## Problem statement
Check each line of the entries for "with" and report the ones that have it.

## Data for processing

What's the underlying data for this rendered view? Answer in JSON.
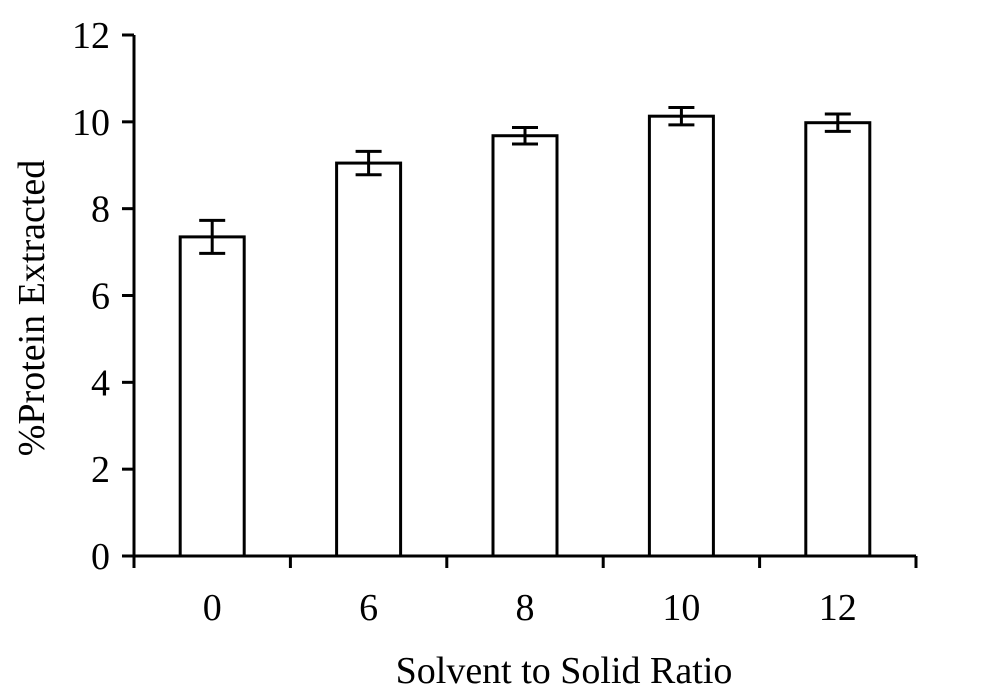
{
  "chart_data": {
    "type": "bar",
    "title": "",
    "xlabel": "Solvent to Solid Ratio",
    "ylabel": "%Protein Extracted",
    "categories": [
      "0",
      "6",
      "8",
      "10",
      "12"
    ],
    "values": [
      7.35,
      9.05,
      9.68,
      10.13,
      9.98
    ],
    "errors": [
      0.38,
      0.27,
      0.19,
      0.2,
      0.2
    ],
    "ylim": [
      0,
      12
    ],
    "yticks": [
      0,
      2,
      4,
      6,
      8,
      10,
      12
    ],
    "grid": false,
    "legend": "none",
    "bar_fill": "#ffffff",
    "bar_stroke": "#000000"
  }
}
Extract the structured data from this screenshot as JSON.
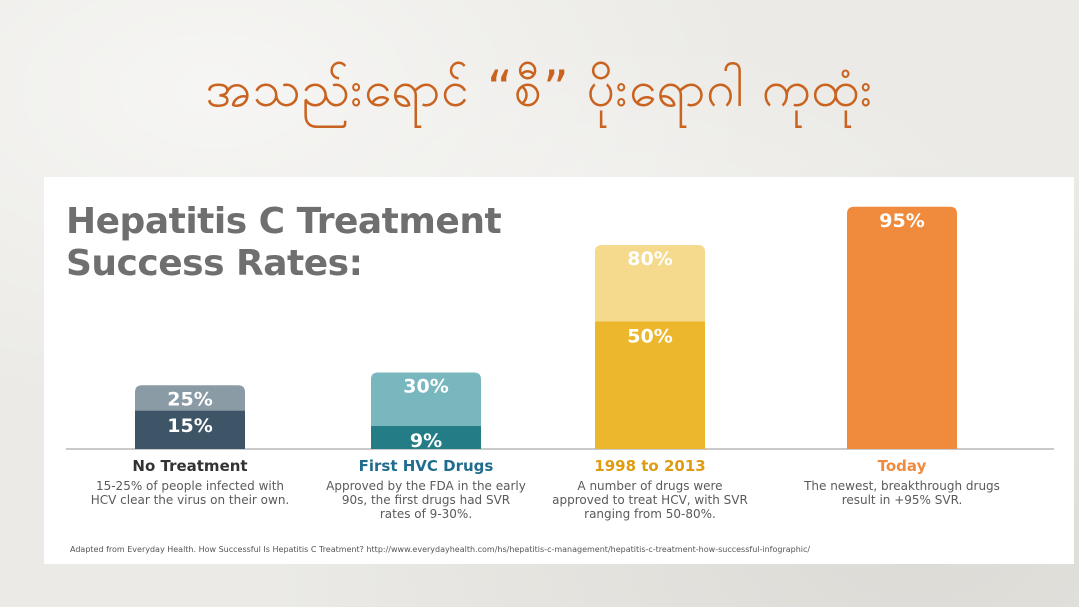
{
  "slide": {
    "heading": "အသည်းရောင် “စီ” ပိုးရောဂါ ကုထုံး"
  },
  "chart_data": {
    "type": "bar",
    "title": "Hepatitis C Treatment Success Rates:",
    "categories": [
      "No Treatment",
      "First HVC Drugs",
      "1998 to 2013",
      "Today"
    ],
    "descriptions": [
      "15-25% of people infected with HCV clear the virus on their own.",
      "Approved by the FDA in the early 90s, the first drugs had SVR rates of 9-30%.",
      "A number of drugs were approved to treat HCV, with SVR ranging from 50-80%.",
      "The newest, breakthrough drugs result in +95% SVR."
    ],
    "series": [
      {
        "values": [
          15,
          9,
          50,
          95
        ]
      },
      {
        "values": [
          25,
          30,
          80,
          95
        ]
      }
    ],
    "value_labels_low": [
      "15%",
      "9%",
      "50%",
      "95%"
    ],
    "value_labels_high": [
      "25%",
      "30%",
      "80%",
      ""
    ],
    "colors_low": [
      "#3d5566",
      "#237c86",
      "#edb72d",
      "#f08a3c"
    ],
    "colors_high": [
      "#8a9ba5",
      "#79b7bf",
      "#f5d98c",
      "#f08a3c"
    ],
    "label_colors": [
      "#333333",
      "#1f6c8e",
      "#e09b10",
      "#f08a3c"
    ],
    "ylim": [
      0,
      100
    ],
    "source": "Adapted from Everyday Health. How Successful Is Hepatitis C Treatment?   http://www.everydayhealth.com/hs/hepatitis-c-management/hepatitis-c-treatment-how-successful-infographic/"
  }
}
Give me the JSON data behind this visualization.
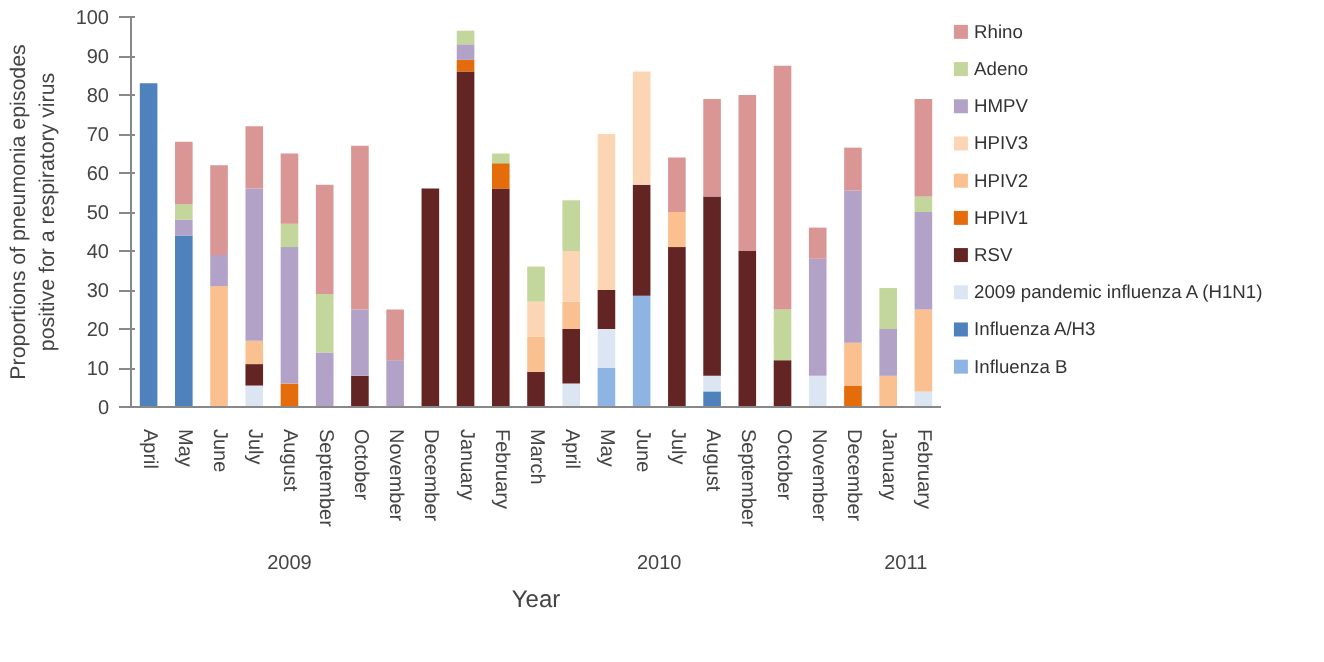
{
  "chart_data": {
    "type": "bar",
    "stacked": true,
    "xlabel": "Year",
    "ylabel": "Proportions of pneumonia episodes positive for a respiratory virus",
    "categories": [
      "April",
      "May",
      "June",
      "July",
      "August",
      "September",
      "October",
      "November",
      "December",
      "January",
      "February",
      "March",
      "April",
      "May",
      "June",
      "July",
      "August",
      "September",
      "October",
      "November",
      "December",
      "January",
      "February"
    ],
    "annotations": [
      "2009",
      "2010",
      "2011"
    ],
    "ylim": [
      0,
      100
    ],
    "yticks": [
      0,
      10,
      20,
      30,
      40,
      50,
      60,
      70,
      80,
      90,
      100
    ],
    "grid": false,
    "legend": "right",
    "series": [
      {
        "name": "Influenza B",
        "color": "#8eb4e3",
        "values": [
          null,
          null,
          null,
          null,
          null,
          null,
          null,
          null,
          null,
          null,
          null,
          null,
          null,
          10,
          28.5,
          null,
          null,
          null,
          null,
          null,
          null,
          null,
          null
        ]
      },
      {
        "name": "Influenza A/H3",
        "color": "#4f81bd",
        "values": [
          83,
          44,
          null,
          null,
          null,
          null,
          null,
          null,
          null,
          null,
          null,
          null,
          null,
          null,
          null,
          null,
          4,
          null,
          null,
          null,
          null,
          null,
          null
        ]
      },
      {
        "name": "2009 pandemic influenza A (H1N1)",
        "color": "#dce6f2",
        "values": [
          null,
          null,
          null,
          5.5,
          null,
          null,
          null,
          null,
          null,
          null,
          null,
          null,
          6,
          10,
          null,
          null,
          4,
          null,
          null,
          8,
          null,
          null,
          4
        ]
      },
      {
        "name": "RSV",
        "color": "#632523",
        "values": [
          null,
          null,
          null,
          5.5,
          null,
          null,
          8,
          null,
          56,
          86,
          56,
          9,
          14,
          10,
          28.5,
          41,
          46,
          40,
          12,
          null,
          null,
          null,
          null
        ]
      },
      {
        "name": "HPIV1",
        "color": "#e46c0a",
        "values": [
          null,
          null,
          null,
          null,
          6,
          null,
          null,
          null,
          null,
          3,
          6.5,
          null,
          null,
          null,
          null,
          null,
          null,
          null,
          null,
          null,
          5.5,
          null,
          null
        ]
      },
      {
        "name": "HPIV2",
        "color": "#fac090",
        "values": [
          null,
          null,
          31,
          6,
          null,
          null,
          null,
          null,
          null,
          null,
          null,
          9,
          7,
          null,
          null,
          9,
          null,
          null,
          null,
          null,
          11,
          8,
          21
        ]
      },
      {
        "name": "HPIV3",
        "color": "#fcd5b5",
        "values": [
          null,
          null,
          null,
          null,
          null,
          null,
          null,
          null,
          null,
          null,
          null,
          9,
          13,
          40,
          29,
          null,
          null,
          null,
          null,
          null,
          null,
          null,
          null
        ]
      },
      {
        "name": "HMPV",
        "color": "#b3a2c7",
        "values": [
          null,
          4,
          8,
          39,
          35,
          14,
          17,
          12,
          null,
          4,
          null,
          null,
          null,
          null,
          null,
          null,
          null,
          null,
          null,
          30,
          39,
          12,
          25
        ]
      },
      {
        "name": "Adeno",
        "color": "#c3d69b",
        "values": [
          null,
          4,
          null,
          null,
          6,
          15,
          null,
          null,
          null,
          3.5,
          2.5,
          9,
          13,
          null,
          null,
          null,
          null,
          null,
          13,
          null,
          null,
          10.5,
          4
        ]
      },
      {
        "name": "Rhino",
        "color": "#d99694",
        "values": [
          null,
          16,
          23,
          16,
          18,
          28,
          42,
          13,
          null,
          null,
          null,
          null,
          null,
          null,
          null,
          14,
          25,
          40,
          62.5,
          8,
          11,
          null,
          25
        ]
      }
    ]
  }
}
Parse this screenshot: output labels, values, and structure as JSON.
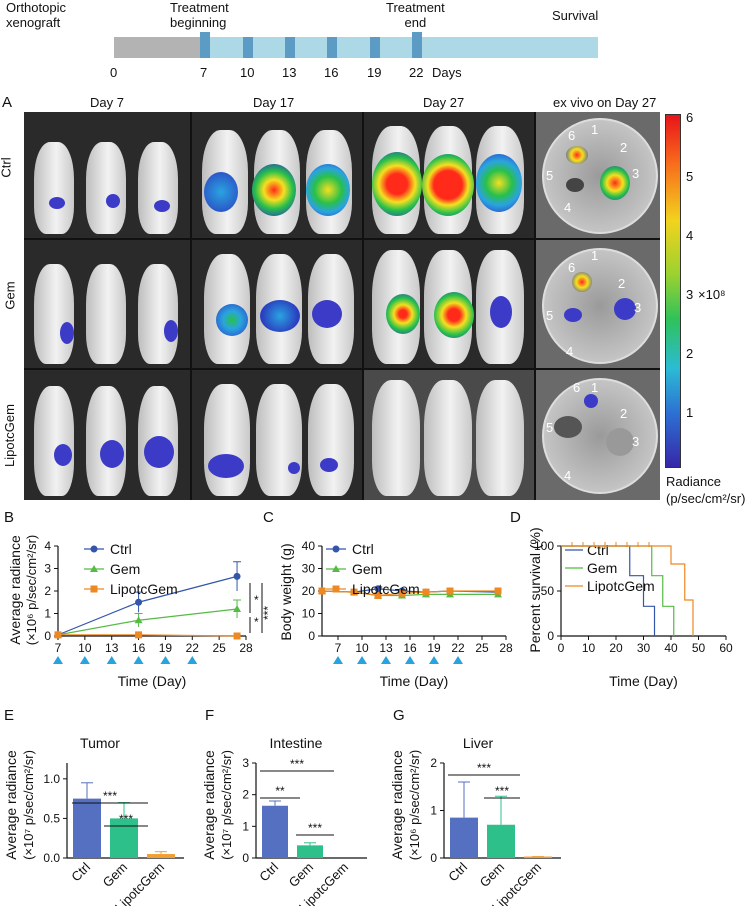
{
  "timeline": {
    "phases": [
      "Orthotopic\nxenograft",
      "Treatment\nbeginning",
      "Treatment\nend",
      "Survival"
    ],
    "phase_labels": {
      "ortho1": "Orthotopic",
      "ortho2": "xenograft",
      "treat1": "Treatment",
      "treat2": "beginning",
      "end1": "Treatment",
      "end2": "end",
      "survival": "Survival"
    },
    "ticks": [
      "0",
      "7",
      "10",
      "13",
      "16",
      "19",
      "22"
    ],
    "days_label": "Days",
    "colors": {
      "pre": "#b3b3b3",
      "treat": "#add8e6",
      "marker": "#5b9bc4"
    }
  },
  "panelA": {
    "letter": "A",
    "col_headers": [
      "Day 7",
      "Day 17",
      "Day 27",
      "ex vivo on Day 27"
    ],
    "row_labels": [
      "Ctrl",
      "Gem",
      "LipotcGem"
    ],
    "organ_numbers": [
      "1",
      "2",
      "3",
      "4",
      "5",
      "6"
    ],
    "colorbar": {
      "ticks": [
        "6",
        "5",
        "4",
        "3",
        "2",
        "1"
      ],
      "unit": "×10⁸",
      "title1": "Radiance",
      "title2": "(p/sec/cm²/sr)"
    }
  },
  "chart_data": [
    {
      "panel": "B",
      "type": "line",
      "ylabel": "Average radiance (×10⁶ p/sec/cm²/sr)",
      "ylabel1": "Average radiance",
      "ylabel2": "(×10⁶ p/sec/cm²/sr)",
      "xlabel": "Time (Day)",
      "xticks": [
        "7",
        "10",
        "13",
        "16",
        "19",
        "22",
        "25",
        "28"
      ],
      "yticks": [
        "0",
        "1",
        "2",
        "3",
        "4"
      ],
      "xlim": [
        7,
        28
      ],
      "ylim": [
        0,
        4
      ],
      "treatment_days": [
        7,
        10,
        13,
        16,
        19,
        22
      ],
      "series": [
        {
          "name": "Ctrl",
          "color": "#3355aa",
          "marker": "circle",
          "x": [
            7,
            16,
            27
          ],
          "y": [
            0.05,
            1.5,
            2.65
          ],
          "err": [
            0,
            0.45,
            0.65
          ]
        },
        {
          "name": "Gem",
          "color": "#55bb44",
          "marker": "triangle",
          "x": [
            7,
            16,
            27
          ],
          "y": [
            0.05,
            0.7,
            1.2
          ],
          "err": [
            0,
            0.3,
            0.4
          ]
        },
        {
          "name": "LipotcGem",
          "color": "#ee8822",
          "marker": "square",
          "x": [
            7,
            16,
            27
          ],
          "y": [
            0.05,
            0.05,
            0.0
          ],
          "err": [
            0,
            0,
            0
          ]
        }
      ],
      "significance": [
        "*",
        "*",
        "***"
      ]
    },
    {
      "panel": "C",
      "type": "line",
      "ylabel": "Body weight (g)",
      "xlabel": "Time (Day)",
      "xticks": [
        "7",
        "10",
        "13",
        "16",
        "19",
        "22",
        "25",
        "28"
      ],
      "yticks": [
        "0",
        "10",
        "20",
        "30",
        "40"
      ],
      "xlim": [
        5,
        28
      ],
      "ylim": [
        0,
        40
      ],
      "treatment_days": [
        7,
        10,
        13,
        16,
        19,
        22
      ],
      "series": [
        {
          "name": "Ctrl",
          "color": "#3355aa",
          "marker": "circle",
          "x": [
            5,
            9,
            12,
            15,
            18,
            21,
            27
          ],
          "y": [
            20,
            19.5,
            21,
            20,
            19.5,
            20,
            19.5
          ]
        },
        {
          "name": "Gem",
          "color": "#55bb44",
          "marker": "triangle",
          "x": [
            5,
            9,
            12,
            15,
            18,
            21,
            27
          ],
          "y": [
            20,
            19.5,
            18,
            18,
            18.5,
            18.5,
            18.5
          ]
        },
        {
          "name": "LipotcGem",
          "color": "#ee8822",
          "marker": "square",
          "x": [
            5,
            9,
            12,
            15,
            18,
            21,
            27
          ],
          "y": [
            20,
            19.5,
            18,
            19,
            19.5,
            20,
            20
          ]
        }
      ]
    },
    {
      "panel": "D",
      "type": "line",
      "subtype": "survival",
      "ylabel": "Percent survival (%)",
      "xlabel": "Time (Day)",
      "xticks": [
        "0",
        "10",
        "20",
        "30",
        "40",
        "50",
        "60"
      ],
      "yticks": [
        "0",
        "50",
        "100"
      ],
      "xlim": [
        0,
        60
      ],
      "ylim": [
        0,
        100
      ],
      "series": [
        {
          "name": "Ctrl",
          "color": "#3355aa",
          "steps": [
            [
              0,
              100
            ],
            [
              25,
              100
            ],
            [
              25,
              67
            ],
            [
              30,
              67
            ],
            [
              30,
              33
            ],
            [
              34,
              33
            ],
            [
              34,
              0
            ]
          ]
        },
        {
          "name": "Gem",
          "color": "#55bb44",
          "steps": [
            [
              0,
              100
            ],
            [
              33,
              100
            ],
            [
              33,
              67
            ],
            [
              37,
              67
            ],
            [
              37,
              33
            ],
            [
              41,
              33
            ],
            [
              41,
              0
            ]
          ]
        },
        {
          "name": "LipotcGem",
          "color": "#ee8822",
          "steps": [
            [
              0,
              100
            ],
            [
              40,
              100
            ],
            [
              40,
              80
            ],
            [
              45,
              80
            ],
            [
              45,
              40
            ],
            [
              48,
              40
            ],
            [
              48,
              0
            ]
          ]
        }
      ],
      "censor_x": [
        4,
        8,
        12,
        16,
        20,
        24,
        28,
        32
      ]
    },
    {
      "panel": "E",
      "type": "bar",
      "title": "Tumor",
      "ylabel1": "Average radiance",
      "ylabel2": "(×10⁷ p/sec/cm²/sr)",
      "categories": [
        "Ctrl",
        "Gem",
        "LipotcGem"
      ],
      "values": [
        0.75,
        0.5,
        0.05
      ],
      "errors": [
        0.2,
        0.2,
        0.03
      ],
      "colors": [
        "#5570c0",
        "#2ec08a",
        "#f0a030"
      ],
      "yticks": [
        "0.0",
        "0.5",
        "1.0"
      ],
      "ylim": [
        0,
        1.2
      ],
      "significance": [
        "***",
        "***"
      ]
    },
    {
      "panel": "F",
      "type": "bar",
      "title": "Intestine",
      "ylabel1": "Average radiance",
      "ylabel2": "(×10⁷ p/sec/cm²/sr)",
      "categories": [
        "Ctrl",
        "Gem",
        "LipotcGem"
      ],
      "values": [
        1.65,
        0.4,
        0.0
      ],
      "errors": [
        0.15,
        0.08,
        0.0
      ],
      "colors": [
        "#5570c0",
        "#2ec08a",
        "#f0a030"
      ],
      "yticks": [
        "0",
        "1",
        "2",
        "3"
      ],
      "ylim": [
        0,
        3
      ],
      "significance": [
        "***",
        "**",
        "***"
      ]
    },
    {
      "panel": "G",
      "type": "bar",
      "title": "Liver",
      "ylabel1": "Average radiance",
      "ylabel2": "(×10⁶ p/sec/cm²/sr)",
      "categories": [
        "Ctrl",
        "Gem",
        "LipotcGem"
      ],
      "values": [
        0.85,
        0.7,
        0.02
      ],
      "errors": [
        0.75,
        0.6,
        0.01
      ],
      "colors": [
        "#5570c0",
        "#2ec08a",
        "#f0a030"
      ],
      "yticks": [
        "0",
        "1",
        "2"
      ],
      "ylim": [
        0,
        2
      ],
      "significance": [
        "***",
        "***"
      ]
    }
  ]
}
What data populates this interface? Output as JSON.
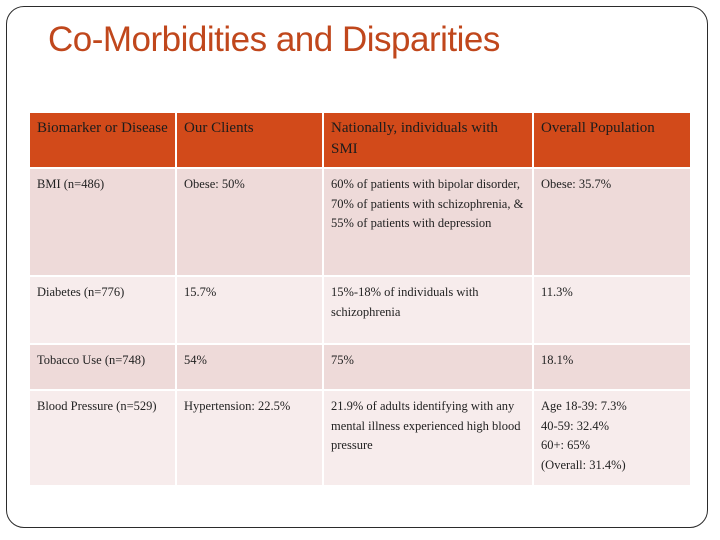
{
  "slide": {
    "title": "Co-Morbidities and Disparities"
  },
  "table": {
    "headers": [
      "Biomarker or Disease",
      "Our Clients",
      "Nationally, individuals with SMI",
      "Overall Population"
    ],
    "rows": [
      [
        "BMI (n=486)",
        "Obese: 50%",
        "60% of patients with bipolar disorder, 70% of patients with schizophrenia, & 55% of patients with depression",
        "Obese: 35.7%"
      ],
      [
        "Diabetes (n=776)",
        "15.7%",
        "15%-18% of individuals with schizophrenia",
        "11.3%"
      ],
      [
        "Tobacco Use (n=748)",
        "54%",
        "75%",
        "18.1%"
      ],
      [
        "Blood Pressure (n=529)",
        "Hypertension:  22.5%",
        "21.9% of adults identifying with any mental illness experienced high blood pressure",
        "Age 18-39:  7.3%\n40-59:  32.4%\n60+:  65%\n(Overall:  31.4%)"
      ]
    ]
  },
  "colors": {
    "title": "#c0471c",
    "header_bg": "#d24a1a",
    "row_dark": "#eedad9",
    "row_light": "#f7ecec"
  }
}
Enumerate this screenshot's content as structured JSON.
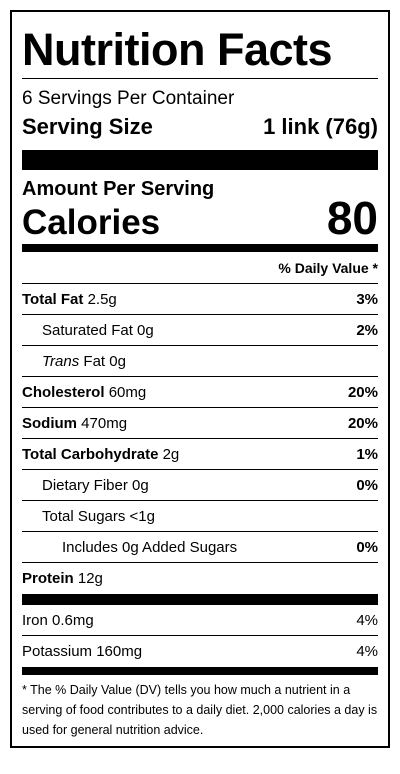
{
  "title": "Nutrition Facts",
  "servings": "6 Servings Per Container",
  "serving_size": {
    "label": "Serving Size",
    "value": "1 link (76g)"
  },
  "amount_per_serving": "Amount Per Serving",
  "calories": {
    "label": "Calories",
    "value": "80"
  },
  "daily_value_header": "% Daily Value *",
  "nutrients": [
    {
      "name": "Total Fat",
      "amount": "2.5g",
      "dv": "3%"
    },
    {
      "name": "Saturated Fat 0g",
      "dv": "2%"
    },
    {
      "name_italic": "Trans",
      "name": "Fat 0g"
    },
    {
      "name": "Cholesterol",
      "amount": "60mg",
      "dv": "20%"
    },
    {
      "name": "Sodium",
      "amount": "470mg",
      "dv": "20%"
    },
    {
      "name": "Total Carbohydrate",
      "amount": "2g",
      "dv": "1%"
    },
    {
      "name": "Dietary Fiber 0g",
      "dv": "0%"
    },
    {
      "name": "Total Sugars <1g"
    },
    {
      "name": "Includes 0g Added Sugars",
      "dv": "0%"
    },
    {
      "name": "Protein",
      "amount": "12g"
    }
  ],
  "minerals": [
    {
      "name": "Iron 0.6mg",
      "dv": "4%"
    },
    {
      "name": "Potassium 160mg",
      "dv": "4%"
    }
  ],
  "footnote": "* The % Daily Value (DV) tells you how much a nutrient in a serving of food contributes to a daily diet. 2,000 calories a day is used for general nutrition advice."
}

## Answer to this problem
      "15-25% of people infected with HCV clear the virus on their own.",
      "A number of drugs were approved to treat HCV, with SVR ranging from 50-80%.",
      "Nationally, individuals with SMI",
        "60% of patients with bipolar disorder, 70% of patients with schizophrenia, & 55% of patients with depression",
        "15%-18% of individuals with schizophrenia",
        "21.9% of adults identifying with any mental illness experienced high blood pressure",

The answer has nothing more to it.